# Information given start

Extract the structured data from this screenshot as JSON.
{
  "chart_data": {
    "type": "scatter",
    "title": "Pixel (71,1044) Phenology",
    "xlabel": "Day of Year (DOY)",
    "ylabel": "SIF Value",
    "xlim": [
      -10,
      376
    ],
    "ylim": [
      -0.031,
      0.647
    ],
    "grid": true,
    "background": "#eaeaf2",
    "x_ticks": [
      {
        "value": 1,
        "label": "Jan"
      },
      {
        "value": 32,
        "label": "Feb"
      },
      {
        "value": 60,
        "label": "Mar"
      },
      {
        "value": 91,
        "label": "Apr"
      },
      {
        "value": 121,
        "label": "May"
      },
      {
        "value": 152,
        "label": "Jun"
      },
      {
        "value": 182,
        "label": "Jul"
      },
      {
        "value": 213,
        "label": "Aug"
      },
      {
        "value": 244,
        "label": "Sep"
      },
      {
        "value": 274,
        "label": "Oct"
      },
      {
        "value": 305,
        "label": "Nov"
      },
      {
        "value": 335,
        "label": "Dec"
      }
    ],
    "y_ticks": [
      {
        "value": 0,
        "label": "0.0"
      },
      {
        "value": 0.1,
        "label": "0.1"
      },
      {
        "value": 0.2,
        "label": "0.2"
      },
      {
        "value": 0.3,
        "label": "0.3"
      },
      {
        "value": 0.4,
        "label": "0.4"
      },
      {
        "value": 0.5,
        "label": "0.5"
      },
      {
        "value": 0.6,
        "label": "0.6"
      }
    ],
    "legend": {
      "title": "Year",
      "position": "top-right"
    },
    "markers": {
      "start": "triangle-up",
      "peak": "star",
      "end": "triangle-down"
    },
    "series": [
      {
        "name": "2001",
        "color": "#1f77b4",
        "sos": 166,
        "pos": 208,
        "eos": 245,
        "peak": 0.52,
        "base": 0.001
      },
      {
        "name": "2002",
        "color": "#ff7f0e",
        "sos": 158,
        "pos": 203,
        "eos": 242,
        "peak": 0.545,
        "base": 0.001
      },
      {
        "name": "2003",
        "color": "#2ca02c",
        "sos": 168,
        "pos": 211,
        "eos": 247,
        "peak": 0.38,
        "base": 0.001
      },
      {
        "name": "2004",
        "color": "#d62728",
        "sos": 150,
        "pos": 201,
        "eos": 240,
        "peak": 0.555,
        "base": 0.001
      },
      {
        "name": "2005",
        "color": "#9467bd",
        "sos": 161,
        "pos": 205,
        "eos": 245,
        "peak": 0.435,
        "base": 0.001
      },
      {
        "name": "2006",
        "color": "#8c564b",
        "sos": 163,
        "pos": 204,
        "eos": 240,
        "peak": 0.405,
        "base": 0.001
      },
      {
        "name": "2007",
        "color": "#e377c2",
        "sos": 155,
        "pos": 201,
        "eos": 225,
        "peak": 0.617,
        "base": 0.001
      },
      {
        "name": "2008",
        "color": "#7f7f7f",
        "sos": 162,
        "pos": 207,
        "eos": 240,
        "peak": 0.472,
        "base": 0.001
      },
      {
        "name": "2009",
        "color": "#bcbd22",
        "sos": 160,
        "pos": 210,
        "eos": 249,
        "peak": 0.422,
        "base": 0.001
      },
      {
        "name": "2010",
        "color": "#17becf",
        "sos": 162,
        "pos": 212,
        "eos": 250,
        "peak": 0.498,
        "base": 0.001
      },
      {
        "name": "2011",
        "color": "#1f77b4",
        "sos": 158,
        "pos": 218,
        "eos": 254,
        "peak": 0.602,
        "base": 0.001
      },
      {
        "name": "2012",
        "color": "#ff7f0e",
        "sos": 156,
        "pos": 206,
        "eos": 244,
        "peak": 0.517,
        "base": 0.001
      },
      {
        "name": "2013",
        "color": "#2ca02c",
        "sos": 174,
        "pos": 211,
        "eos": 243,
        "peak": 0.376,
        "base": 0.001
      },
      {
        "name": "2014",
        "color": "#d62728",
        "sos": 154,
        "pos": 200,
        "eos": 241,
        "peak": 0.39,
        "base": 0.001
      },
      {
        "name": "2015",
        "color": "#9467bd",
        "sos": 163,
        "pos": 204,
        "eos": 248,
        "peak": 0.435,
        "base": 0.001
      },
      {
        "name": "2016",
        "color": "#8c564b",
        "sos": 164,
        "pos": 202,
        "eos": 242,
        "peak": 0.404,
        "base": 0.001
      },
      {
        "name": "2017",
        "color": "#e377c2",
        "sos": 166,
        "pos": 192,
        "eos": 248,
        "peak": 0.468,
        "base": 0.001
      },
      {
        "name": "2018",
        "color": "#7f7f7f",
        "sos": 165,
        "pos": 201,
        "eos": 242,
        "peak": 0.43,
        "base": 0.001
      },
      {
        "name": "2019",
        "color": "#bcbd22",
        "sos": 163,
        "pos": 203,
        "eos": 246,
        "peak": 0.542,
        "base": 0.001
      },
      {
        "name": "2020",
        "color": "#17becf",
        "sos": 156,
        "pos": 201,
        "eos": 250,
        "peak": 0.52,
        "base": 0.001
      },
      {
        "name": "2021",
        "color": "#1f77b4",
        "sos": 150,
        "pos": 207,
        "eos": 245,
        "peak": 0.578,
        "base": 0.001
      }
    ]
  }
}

# Information given end

■ **Exercise directions**:
All of the lines above need to be given again exactly.

■ **Task response**:
Extract the structured data from this screenshot as JSON.
{
  "chart_data": {
    "type": "scatter",
    "title": "Pixel (71,1044) Phenology",
    "xlabel": "Day of Year (DOY)",
    "ylabel": "SIF Value",
    "xlim": [
      -10,
      376
    ],
    "ylim": [
      -0.031,
      0.647
    ],
    "grid": true,
    "background": "#eaeaf2",
    "x_ticks": [
      {
        "value": 1,
        "label": "Jan"
      },
      {
        "value": 32,
        "label": "Feb"
      },
      {
        "value": 60,
        "label": "Mar"
      },
      {
        "value": 91,
        "label": "Apr"
      },
      {
        "value": 121,
        "label": "May"
      },
      {
        "value": 152,
        "label": "Jun"
      },
      {
        "value": 182,
        "label": "Jul"
      },
      {
        "value": 213,
        "label": "Aug"
      },
      {
        "value": 244,
        "label": "Sep"
      },
      {
        "value": 274,
        "label": "Oct"
      },
      {
        "value": 305,
        "label": "Nov"
      },
      {
        "value": 335,
        "label": "Dec"
      }
    ],
    "y_ticks": [
      {
        "value": 0,
        "label": "0.0"
      },
      {
        "value": 0.1,
        "label": "0.1"
      },
      {
        "value": 0.2,
        "label": "0.2"
      },
      {
        "value": 0.3,
        "label": "0.3"
      },
      {
        "value": 0.4,
        "label": "0.4"
      },
      {
        "value": 0.5,
        "label": "0.5"
      },
      {
        "value": 0.6,
        "label": "0.6"
      }
    ],
    "legend": {
      "title": "Year",
      "position": "top-right"
    },
    "markers": {
      "start": "triangle-up",
      "peak": "star",
      "end": "triangle-down"
    },
    "series": [
      {
        "name": "2001",
        "color": "#1f77b4",
        "sos": 166,
        "pos": 208,
        "eos": 245,
        "peak": 0.52,
        "base": 0.001
      },
      {
        "name": "2002",
        "color": "#ff7f0e",
        "sos": 158,
        "pos": 203,
        "eos": 242,
        "peak": 0.545,
        "base": 0.001
      },
      {
        "name": "2003",
        "color": "#2ca02c",
        "sos": 168,
        "pos": 211,
        "eos": 247,
        "peak": 0.38,
        "base": 0.001
      },
      {
        "name": "2004",
        "color": "#d62728",
        "sos": 150,
        "pos": 201,
        "eos": 240,
        "peak": 0.555,
        "base": 0.001
      },
      {
        "name": "2005",
        "color": "#9467bd",
        "sos": 161,
        "pos": 205,
        "eos": 245,
        "peak": 0.435,
        "base": 0.001
      },
      {
        "name": "2006",
        "color": "#8c564b",
        "sos": 163,
        "pos": 204,
        "eos": 240,
        "peak": 0.405,
        "base": 0.001
      },
      {
        "name": "2007",
        "color": "#e377c2",
        "sos": 155,
        "pos": 201,
        "eos": 225,
        "peak": 0.617,
        "base": 0.001
      },
      {
        "name": "2008",
        "color": "#7f7f7f",
        "sos": 162,
        "pos": 207,
        "eos": 240,
        "peak": 0.472,
        "base": 0.001
      },
      {
        "name": "2009",
        "color": "#bcbd22",
        "sos": 160,
        "pos": 210,
        "eos": 249,
        "peak": 0.422,
        "base": 0.001
      },
      {
        "name": "2010",
        "color": "#17becf",
        "sos": 162,
        "pos": 212,
        "eos": 250,
        "peak": 0.498,
        "base": 0.001
      },
      {
        "name": "2011",
        "color": "#1f77b4",
        "sos": 158,
        "pos": 218,
        "eos": 254,
        "peak": 0.602,
        "base": 0.001
      },
      {
        "name": "2012",
        "color": "#ff7f0e",
        "sos": 156,
        "pos": 206,
        "eos": 244,
        "peak": 0.517,
        "base": 0.001
      },
      {
        "name": "2013",
        "color": "#2ca02c",
        "sos": 174,
        "pos": 211,
        "eos": 243,
        "peak": 0.376,
        "base": 0.001
      },
      {
        "name": "2014",
        "color": "#d62728",
        "sos": 154,
        "pos": 200,
        "eos": 241,
        "peak": 0.39,
        "base": 0.001
      },
      {
        "name": "2015",
        "color": "#9467bd",
        "sos": 163,
        "pos": 204,
        "eos": 248,
        "peak": 0.435,
        "base": 0.001
      },
      {
        "name": "2016",
        "color": "#8c564b",
        "sos": 164,
        "pos": 202,
        "eos": 242,
        "peak": 0.404,
        "base": 0.001
      },
      {
        "name": "2017",
        "color": "#e377c2",
        "sos": 166,
        "pos": 192,
        "eos": 248,
        "peak": 0.468,
        "base": 0.001
      },
      {
        "name": "2018",
        "color": "#7f7f7f",
        "sos": 165,
        "pos": 201,
        "eos": 242,
        "peak": 0.43,
        "base": 0.001
      },
      {
        "name": "2019",
        "color": "#bcbd22",
        "sos": 163,
        "pos": 203,
        "eos": 246,
        "peak": 0.542,
        "base": 0.001
      },
      {
        "name": "2020",
        "color": "#17becf",
        "sos": 156,
        "pos": 201,
        "eos": 250,
        "peak": 0.52,
        "base": 0.001
      },
      {
        "name": "2021",
        "color": "#1f77b4",
        "sos": 150,
        "pos": 207,
        "eos": 245,
        "peak": 0.578,
        "base": 0.001
      }
    ]
  }
}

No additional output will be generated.